- **OBJECTIVE**: Check each line of the data for "text" and select those that have it.

- **RECORDS FOR THIS EXERCISE**:
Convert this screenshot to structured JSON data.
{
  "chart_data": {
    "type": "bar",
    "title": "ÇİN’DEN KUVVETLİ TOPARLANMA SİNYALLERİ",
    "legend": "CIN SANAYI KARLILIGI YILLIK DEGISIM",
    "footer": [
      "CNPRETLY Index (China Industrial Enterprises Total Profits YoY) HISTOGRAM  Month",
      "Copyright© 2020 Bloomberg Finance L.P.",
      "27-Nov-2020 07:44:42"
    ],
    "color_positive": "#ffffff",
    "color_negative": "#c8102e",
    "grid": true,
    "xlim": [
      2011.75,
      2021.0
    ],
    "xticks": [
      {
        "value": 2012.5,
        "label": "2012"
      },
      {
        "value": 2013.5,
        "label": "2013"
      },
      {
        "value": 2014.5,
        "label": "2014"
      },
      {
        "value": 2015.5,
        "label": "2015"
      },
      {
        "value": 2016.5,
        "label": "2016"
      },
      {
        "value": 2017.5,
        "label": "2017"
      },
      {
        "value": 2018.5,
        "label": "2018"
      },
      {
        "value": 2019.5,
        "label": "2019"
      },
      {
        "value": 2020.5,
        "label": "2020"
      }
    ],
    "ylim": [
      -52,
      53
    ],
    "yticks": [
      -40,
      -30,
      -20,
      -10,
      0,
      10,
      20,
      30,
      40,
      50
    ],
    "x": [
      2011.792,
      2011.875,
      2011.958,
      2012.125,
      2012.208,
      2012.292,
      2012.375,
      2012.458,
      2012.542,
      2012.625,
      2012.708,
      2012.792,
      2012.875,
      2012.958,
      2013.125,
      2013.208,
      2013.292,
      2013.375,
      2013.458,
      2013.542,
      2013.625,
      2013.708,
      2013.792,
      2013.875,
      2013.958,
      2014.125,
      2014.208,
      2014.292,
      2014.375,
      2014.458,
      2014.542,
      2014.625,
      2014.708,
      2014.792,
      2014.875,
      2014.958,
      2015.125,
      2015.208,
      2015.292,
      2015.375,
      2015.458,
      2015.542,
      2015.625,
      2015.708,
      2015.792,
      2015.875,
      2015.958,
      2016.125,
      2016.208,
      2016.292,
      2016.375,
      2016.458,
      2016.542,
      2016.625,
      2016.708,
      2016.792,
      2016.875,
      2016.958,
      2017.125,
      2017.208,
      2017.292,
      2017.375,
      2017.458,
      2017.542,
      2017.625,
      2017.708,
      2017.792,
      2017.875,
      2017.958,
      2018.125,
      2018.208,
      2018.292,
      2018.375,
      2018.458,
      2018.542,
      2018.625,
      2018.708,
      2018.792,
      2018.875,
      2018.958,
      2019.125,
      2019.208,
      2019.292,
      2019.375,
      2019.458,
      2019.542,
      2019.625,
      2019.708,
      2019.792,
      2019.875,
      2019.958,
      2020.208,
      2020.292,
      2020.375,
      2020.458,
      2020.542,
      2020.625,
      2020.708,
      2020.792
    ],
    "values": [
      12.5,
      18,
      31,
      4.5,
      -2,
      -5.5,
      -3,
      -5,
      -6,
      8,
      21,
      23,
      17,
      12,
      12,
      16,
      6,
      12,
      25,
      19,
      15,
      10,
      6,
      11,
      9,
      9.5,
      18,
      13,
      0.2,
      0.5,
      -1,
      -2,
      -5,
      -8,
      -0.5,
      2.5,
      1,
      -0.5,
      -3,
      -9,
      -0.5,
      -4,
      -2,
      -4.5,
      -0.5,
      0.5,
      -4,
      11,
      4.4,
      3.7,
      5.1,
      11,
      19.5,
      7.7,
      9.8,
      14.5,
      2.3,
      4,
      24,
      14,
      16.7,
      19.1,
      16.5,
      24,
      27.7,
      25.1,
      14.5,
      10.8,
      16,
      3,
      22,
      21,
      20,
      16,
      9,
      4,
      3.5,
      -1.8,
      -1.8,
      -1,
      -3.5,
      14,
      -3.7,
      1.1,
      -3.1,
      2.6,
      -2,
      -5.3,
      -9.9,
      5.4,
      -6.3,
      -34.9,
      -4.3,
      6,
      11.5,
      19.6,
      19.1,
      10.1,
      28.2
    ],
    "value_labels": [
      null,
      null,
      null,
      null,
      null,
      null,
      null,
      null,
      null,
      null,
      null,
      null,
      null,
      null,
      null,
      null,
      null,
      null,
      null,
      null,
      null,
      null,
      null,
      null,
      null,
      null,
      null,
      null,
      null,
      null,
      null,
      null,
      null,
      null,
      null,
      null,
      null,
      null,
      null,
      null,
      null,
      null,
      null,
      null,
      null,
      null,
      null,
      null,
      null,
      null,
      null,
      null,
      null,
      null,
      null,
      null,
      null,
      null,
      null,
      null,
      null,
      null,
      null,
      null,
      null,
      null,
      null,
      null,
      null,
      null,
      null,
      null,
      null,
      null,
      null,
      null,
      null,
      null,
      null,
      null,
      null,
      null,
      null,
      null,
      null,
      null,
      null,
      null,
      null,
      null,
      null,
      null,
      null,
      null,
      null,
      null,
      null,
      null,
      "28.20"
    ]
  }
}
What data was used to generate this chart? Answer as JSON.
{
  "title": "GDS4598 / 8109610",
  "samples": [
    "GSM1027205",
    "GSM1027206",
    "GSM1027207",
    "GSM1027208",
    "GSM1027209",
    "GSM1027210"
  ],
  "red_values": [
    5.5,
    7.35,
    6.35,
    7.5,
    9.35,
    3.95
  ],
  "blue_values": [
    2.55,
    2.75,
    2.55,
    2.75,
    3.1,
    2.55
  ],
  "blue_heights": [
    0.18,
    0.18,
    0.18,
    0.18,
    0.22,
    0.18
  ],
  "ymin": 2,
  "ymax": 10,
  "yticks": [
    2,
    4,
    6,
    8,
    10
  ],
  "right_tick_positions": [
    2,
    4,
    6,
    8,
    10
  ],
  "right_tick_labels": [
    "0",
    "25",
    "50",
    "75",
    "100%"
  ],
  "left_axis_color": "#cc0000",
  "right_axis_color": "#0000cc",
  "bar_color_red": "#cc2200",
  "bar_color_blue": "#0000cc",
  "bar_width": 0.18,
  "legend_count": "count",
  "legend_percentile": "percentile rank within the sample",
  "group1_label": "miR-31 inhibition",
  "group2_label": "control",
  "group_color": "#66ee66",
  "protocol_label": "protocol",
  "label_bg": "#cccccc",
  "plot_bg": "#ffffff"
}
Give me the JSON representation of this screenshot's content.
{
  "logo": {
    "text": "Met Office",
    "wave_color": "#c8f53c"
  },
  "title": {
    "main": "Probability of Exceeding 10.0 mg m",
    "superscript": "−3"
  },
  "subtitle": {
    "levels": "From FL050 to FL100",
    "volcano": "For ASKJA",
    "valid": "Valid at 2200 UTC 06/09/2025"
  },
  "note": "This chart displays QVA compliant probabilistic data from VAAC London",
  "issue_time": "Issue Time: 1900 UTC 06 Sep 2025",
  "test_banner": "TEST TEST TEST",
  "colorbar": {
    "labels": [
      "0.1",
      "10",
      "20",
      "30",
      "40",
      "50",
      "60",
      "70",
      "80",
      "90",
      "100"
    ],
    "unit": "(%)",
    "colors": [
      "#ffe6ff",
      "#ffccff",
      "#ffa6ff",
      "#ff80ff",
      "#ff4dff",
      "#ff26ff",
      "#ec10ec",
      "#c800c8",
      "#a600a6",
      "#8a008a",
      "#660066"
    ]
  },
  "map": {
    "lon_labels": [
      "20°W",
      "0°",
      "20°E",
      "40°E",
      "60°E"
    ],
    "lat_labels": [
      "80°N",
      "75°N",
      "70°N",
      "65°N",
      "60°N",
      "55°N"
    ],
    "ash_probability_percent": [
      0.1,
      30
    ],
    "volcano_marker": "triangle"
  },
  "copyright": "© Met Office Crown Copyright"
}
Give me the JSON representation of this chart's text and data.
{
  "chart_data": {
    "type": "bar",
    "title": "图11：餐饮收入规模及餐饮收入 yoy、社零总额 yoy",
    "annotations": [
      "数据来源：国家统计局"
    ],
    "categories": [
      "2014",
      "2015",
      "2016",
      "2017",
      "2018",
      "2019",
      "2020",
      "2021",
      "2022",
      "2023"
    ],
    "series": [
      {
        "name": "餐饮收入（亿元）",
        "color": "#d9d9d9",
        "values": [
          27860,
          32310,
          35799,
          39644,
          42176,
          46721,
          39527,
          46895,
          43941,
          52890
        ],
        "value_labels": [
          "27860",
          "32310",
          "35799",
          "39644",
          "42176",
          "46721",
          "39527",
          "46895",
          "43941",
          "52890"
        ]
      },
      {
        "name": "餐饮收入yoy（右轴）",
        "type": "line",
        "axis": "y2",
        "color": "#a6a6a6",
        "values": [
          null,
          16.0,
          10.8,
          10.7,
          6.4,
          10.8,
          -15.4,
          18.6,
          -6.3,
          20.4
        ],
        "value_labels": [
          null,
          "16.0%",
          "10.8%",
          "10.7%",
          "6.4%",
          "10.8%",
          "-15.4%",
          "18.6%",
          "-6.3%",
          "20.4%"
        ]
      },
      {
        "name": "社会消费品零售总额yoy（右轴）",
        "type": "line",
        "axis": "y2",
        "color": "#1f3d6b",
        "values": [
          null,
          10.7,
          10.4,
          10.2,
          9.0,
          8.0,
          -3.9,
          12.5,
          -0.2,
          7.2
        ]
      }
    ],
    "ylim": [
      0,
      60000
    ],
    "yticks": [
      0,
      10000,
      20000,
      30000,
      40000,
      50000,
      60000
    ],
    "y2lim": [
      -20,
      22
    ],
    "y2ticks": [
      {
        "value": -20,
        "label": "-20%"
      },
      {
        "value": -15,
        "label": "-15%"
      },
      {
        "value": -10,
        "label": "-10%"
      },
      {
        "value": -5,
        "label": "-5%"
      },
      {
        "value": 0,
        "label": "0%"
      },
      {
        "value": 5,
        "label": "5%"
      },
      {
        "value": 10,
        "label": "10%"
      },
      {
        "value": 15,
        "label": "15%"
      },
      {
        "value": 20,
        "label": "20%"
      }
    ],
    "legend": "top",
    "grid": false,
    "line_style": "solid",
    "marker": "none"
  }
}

- **RESPONSE BELOW**:
    "text": "Met Office",
Give me the JSON representation of this chart's text and data.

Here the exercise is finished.